* **Your instructions**: For the listing below, give the count of lines containing the string "this" and nothing else.

————————

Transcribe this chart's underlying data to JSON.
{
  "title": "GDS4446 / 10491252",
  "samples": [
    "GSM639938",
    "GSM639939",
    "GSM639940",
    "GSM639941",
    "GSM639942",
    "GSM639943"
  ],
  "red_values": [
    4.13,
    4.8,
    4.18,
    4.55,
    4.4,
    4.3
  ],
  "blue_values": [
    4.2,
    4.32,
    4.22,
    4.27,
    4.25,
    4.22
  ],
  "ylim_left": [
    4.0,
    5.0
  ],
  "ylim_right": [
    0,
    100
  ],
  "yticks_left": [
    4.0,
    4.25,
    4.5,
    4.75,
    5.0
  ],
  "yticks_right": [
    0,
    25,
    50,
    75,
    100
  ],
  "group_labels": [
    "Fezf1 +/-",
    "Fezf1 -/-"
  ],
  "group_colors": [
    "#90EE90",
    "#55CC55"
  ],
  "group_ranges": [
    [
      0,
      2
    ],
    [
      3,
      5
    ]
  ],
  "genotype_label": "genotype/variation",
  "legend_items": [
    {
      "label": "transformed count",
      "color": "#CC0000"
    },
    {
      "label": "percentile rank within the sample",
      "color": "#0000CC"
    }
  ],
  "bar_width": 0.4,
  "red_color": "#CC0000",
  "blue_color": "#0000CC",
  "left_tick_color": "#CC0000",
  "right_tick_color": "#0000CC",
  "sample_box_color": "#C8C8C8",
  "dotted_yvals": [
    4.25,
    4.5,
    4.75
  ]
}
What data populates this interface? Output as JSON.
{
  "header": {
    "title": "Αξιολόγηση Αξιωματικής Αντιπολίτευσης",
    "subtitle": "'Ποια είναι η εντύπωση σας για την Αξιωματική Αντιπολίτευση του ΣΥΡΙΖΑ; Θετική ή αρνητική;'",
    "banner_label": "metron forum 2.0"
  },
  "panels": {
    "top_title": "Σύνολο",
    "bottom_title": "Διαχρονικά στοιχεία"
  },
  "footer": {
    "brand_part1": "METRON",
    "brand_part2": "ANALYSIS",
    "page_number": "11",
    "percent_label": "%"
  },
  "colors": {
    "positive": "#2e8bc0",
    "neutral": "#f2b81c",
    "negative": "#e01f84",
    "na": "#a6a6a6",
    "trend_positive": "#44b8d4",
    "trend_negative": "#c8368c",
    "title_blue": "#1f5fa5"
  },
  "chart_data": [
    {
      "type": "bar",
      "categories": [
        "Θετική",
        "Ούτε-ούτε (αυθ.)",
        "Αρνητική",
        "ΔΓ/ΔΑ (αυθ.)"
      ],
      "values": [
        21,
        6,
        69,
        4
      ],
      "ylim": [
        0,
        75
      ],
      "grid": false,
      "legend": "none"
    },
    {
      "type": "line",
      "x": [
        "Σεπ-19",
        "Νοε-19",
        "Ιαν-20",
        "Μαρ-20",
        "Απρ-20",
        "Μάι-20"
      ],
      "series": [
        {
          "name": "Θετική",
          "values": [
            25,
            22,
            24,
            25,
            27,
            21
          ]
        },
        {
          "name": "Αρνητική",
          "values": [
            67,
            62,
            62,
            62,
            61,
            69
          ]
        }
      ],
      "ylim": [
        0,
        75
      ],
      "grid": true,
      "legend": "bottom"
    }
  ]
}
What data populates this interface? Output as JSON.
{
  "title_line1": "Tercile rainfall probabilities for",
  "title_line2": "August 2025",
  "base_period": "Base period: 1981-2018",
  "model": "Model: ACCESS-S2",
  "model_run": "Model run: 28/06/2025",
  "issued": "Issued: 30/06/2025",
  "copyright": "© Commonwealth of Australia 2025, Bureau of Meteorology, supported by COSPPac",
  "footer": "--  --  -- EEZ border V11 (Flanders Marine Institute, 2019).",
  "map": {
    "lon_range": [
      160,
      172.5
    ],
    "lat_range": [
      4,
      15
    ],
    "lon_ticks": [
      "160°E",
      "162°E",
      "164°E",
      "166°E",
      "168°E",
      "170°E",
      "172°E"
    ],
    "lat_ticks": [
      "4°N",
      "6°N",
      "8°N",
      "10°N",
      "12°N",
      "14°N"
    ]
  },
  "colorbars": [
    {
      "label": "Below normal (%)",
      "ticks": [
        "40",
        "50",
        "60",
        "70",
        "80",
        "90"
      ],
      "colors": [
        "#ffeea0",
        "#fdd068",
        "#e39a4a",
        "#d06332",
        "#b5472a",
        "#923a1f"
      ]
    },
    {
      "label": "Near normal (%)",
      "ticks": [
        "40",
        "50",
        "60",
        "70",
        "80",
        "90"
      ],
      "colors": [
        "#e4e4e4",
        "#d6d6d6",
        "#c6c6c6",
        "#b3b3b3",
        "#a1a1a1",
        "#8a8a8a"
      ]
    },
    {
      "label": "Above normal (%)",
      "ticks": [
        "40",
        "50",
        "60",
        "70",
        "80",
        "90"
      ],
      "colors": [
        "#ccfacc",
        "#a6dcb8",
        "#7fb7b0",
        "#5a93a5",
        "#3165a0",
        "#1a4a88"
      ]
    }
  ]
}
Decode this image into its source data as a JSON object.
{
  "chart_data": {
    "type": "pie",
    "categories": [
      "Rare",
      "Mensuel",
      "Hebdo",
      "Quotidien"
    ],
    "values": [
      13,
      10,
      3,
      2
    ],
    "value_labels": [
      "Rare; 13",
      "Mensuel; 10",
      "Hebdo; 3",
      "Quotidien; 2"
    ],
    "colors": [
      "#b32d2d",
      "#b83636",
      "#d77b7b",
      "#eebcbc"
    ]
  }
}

————————

* **Written reply**: 4